## Instructions to follow
The response has to be every entry, printed word for word.
-- Material shown follows --
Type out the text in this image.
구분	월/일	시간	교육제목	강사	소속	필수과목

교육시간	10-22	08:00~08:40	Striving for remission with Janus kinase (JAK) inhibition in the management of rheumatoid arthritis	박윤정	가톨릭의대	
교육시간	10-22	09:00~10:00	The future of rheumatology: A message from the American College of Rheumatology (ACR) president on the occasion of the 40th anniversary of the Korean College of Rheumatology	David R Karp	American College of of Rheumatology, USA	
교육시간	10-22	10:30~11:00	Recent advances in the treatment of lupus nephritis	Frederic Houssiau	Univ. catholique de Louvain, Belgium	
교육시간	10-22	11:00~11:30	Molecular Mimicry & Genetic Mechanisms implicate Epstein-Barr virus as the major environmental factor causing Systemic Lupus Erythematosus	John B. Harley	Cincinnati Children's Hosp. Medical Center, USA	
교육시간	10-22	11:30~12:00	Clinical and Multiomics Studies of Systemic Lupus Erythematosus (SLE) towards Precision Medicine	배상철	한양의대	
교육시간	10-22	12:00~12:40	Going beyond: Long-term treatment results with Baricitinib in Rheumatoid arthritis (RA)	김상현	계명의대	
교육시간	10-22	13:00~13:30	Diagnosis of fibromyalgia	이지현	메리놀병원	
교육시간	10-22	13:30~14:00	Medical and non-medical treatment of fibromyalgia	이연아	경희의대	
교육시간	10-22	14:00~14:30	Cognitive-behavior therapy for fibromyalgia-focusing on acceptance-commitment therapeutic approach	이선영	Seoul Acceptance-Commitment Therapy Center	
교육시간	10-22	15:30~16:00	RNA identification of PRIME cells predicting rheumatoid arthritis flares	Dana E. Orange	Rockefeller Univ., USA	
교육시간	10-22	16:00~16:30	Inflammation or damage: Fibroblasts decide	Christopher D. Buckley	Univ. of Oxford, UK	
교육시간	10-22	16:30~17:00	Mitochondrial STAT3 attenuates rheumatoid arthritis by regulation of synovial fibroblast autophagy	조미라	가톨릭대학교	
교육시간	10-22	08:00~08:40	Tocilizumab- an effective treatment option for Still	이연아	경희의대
-- Material shown concluded --
## Answer section
Type out the text in this image.
구분	월/일	시간	교육제목	강사	소속	필수과목

교육시간	10-22	08:00~08:40	Striving for remission with Janus kinase (JAK) inhibition in the management of rheumatoid arthritis	박윤정	가톨릭의대	
교육시간	10-22	09:00~10:00	The future of rheumatology: A message from the American College of Rheumatology (ACR) president on the occasion of the 40th anniversary of the Korean College of Rheumatology	David R Karp	American College of of Rheumatology, USA	
교육시간	10-22	10:30~11:00	Recent advances in the treatment of lupus nephritis	Frederic Houssiau	Univ. catholique de Louvain, Belgium	
교육시간	10-22	11:00~11:30	Molecular Mimicry & Genetic Mechanisms implicate Epstein-Barr virus as the major environmental factor causing Systemic Lupus Erythematosus	John B. Harley	Cincinnati Children's Hosp. Medical Center, USA	
교육시간	10-22	11:30~12:00	Clinical and Multiomics Studies of Systemic Lupus Erythematosus (SLE) towards Precision Medicine	배상철	한양의대	
교육시간	10-22	12:00~12:40	Going beyond: Long-term treatment results with Baricitinib in Rheumatoid arthritis (RA)	김상현	계명의대	
교육시간	10-22	13:00~13:30	Diagnosis of fibromyalgia	이지현	메리놀병원	
교육시간	10-22	13:30~14:00	Medical and non-medical treatment of fibromyalgia	이연아	경희의대	
교육시간	10-22	14:00~14:30	Cognitive-behavior therapy for fibromyalgia-focusing on acceptance-commitment therapeutic approach	이선영	Seoul Acceptance-Commitment Therapy Center	
교육시간	10-22	15:30~16:00	RNA identification of PRIME cells predicting rheumatoid arthritis flares	Dana E. Orange	Rockefeller Univ., USA	
교육시간	10-22	16:00~16:30	Inflammation or damage: Fibroblasts decide	Christopher D. Buckley	Univ. of Oxford, UK	
교육시간	10-22	16:30~17:00	Mitochondrial STAT3 attenuates rheumatoid arthritis by regulation of synovial fibroblast autophagy	조미라	가톨릭대학교	
교육시간	10-22	08:00~08:40	Tocilizumab- an effective treatment option for Still	이연아	경희의대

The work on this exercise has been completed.